TASK REQUIREMENTS :: Count, in the listing that follows, every line containing the word "datos". Give the number by itself.

┄┄┄┄┄┄┄┄┄┄┄┄┄┄┄┄┄┄┄┄

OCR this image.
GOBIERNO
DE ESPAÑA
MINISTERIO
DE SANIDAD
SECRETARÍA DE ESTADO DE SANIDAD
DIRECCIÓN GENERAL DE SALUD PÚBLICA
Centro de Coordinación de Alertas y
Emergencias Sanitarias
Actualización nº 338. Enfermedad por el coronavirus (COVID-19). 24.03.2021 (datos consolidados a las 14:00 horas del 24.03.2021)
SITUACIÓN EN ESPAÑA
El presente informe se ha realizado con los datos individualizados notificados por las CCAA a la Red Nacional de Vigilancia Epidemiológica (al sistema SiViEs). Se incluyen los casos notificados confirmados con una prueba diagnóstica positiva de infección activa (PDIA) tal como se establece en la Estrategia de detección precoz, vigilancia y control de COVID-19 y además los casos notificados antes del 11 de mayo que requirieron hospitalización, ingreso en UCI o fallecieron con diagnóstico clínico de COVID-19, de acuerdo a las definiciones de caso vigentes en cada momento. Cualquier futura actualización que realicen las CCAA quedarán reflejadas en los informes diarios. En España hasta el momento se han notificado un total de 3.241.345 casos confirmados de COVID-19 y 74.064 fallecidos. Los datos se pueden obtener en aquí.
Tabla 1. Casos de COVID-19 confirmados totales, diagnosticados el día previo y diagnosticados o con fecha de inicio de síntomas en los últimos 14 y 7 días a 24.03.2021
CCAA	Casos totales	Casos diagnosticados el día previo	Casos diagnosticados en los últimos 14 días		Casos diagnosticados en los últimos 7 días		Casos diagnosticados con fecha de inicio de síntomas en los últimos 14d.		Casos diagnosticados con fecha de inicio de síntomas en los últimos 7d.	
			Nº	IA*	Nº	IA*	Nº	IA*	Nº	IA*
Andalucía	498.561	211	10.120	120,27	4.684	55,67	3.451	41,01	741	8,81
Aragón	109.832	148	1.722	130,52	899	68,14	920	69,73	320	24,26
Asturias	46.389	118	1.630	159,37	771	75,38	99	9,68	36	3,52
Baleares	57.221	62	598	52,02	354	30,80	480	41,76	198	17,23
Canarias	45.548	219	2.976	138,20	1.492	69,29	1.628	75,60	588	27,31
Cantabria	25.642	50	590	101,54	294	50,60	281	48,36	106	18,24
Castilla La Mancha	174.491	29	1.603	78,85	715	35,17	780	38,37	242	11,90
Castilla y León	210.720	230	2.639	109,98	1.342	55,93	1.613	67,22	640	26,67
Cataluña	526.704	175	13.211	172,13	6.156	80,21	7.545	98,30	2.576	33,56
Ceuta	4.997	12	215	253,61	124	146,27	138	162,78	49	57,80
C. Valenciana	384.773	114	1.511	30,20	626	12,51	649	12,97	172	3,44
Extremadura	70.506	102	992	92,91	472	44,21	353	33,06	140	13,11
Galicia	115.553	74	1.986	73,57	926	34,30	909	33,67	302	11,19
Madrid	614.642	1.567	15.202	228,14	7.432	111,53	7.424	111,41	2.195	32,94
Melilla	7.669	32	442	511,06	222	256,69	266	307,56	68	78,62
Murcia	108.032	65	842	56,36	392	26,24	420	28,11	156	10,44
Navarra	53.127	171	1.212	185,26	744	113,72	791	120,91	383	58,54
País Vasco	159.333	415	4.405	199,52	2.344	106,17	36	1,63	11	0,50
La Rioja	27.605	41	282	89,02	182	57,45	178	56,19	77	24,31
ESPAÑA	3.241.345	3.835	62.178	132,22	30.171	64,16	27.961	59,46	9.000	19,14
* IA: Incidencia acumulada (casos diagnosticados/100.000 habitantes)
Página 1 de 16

┄┄┄┄┄┄┄┄┄┄┄┄┄┄┄┄┄┄┄┄

ANSWER TO THIS TASK :: 2